Records from a data collection –
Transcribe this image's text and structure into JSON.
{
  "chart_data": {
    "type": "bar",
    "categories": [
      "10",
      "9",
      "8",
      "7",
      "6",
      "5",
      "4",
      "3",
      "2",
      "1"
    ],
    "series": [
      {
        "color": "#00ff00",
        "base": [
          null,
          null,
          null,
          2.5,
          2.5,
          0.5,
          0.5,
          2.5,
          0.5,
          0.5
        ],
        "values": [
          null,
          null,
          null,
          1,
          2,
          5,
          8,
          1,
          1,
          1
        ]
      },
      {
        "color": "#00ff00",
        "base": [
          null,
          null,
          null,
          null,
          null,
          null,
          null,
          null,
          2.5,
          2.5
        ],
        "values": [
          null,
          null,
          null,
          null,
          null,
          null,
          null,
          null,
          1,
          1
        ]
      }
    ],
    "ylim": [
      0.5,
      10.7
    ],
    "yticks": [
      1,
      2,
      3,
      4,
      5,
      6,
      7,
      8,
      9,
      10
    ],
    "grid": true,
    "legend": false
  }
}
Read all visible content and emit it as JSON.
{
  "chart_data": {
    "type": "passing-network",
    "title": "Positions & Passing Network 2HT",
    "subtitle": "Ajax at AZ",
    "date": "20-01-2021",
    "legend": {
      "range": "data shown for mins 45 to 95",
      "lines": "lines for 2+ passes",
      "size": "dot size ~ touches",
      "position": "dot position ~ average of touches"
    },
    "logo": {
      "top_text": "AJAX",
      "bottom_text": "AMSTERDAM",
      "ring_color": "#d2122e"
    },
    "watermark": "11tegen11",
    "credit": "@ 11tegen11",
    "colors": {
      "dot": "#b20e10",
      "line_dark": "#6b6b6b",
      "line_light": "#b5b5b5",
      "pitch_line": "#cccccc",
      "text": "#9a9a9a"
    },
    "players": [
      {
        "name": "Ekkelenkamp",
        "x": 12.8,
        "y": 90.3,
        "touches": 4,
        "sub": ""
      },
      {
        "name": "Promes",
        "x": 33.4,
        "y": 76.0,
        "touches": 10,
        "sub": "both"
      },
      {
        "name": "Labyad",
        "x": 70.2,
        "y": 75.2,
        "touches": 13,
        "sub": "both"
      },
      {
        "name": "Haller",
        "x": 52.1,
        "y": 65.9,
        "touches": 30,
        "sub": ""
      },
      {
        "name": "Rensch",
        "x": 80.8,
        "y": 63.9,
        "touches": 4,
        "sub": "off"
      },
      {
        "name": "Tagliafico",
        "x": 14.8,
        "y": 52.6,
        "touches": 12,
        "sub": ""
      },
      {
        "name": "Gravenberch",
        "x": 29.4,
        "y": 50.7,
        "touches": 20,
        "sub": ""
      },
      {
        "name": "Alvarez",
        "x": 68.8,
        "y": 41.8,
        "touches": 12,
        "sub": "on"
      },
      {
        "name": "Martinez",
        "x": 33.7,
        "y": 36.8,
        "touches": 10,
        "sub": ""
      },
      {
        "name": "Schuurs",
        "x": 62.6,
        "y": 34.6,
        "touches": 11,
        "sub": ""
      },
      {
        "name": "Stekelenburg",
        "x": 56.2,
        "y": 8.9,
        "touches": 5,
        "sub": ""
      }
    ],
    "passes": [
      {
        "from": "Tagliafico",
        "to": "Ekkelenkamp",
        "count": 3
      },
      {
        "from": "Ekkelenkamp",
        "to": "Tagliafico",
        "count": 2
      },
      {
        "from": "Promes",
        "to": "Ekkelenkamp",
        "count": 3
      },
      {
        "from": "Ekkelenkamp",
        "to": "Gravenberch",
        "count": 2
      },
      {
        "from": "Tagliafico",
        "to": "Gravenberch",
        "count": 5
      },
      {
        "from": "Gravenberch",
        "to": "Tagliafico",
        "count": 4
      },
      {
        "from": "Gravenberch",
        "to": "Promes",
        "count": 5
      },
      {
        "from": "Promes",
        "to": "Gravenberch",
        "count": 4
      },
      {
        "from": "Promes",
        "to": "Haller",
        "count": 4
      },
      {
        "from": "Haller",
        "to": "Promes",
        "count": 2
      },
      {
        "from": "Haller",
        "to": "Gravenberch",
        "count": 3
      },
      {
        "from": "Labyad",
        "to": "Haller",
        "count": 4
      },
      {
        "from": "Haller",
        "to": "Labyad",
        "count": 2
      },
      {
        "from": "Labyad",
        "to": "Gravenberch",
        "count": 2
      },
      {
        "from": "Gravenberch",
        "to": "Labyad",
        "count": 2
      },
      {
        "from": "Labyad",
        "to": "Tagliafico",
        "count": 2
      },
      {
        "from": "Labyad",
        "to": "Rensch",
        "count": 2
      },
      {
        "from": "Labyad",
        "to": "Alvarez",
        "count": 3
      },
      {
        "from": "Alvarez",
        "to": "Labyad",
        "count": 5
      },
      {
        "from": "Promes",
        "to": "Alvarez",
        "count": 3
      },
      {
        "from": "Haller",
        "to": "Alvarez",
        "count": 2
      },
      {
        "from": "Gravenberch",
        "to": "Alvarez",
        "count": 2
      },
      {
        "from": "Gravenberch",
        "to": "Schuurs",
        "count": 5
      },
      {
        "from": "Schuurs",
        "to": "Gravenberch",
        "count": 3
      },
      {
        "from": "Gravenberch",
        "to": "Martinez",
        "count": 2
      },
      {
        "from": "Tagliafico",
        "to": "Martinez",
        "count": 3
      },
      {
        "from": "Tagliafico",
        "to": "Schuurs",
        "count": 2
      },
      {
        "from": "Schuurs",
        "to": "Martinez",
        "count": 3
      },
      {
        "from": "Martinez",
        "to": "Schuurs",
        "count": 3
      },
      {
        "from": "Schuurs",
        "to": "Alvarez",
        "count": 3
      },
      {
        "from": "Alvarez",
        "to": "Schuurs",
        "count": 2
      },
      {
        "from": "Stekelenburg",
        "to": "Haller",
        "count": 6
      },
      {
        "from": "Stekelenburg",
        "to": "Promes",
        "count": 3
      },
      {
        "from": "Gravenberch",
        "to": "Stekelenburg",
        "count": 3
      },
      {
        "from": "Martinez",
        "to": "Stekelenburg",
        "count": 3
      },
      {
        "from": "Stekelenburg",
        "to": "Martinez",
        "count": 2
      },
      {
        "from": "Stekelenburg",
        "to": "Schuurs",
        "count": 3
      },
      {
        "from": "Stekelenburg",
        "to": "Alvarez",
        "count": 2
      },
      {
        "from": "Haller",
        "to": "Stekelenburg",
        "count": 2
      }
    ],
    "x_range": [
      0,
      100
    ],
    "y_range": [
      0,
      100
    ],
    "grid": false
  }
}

Your objective – Give an exact repetition of all the material.

Result –
Transcribe this image's text and structure into JSON.
{
  "chart_data": {
    "type": "bar",
    "categories": [
      "10",
      "9",
      "8",
      "7",
      "6",
      "5",
      "4",
      "3",
      "2",
      "1"
    ],
    "series": [
      {
        "color": "#00ff00",
        "base": [
          null,
          null,
          null,
          2.5,
          2.5,
          0.5,
          0.5,
          2.5,
          0.5,
          0.5
        ],
        "values": [
          null,
          null,
          null,
          1,
          2,
          5,
          8,
          1,
          1,
          1
        ]
      },
      {
        "color": "#00ff00",
        "base": [
          null,
          null,
          null,
          null,
          null,
          null,
          null,
          null,
          2.5,
          2.5
        ],
        "values": [
          null,
          null,
          null,
          null,
          null,
          null,
          null,
          null,
          1,
          1
        ]
      }
    ],
    "ylim": [
      0.5,
      10.7
    ],
    "yticks": [
      1,
      2,
      3,
      4,
      5,
      6,
      7,
      8,
      9,
      10
    ],
    "grid": true,
    "legend": false
  }
}
Read all visible content and emit it as JSON.
{
  "chart_data": {
    "type": "passing-network",
    "title": "Positions & Passing Network 2HT",
    "subtitle": "Ajax at AZ",
    "date": "20-01-2021",
    "legend": {
      "range": "data shown for mins 45 to 95",
      "lines": "lines for 2+ passes",
      "size": "dot size ~ touches",
      "position": "dot position ~ average of touches"
    },
    "logo": {
      "top_text": "AJAX",
      "bottom_text": "AMSTERDAM",
      "ring_color": "#d2122e"
    },
    "watermark": "11tegen11",
    "credit": "@ 11tegen11",
    "colors": {
      "dot": "#b20e10",
      "line_dark": "#6b6b6b",
      "line_light": "#b5b5b5",
      "pitch_line": "#cccccc",
      "text": "#9a9a9a"
    },
    "players": [
      {
        "name": "Ekkelenkamp",
        "x": 12.8,
        "y": 90.3,
        "touches": 4,
        "sub": ""
      },
      {
        "name": "Promes",
        "x": 33.4,
        "y": 76.0,
        "touches": 10,
        "sub": "both"
      },
      {
        "name": "Labyad",
        "x": 70.2,
        "y": 75.2,
        "touches": 13,
        "sub": "both"
      },
      {
        "name": "Haller",
        "x": 52.1,
        "y": 65.9,
        "touches": 30,
        "sub": ""
      },
      {
        "name": "Rensch",
        "x": 80.8,
        "y": 63.9,
        "touches": 4,
        "sub": "off"
      },
      {
        "name": "Tagliafico",
        "x": 14.8,
        "y": 52.6,
        "touches": 12,
        "sub": ""
      },
      {
        "name": "Gravenberch",
        "x": 29.4,
        "y": 50.7,
        "touches": 20,
        "sub": ""
      },
      {
        "name": "Alvarez",
        "x": 68.8,
        "y": 41.8,
        "touches": 12,
        "sub": "on"
      },
      {
        "name": "Martinez",
        "x": 33.7,
        "y": 36.8,
        "touches": 10,
        "sub": ""
      },
      {
        "name": "Schuurs",
        "x": 62.6,
        "y": 34.6,
        "touches": 11,
        "sub": ""
      },
      {
        "name": "Stekelenburg",
        "x": 56.2,
        "y": 8.9,
        "touches": 5,
        "sub": ""
      }
    ],
    "passes": [
      {
        "from": "Tagliafico",
        "to": "Ekkelenkamp",
        "count": 3
      },
      {
        "from": "Ekkelenkamp",
        "to": "Tagliafico",
        "count": 2
      },
      {
        "from": "Promes",
        "to": "Ekkelenkamp",
        "count": 3
      },
      {
        "from": "Ekkelenkamp",
        "to": "Gravenberch",
        "count": 2
      },
      {
        "from": "Tagliafico",
        "to": "Gravenberch",
        "count": 5
      },
      {
        "from": "Gravenberch",
        "to": "Tagliafico",
        "count": 4
      },
      {
        "from": "Gravenberch",
        "to": "Promes",
        "count": 5
      },
      {
        "from": "Promes",
        "to": "Gravenberch",
        "count": 4
      },
      {
        "from": "Promes",
        "to": "Haller",
        "count": 4
      },
      {
        "from": "Haller",
        "to": "Promes",
        "count": 2
      },
      {
        "from": "Haller",
        "to": "Gravenberch",
        "count": 3
      },
      {
        "from": "Labyad",
        "to": "Haller",
        "count": 4
      },
      {
        "from": "Haller",
        "to": "Labyad",
        "count": 2
      },
      {
        "from": "Labyad",
        "to": "Gravenberch",
        "count": 2
      },
      {
        "from": "Gravenberch",
        "to": "Labyad",
        "count": 2
      },
      {
        "from": "Labyad",
        "to": "Tagliafico",
        "count": 2
      },
      {
        "from": "Labyad",
        "to": "Rensch",
        "count": 2
      },
      {
        "from": "Labyad",
        "to": "Alvarez",
        "count": 3
      },
      {
        "from": "Alvarez",
        "to": "Labyad",
        "count": 5
      },
      {
        "from": "Promes",
        "to": "Alvarez",
        "count": 3
      },
      {
        "from": "Haller",
        "to": "Alvarez",
        "count": 2
      },
      {
        "from": "Gravenberch",
        "to": "Alvarez",
        "count": 2
      },
      {
        "from": "Gravenberch",
        "to": "Schuurs",
        "count": 5
      },
      {
        "from": "Schuurs",
        "to": "Gravenberch",
        "count": 3
      },
      {
        "from": "Gravenberch",
        "to": "Martinez",
        "count": 2
      },
      {
        "from": "Tagliafico",
        "to": "Martinez",
        "count": 3
      },
      {
        "from": "Tagliafico",
        "to": "Schuurs",
        "count": 2
      },
      {
        "from": "Schuurs",
        "to": "Martinez",
        "count": 3
      },
      {
        "from": "Martinez",
        "to": "Schuurs",
        "count": 3
      },
      {
        "from": "Schuurs",
        "to": "Alvarez",
        "count": 3
      },
      {
        "from": "Alvarez",
        "to": "Schuurs",
        "count": 2
      },
      {
        "from": "Stekelenburg",
        "to": "Haller",
        "count": 6
      },
      {
        "from": "Stekelenburg",
        "to": "Promes",
        "count": 3
      },
      {
        "from": "Gravenberch",
        "to": "Stekelenburg",
        "count": 3
      },
      {
        "from": "Martinez",
        "to": "Stekelenburg",
        "count": 3
      },
      {
        "from": "Stekelenburg",
        "to": "Martinez",
        "count": 2
      },
      {
        "from": "Stekelenburg",
        "to": "Schuurs",
        "count": 3
      },
      {
        "from": "Stekelenburg",
        "to": "Alvarez",
        "count": 2
      },
      {
        "from": "Haller",
        "to": "Stekelenburg",
        "count": 2
      }
    ],
    "x_range": [
      0,
      100
    ],
    "y_range": [
      0,
      100
    ],
    "grid": false
  }
}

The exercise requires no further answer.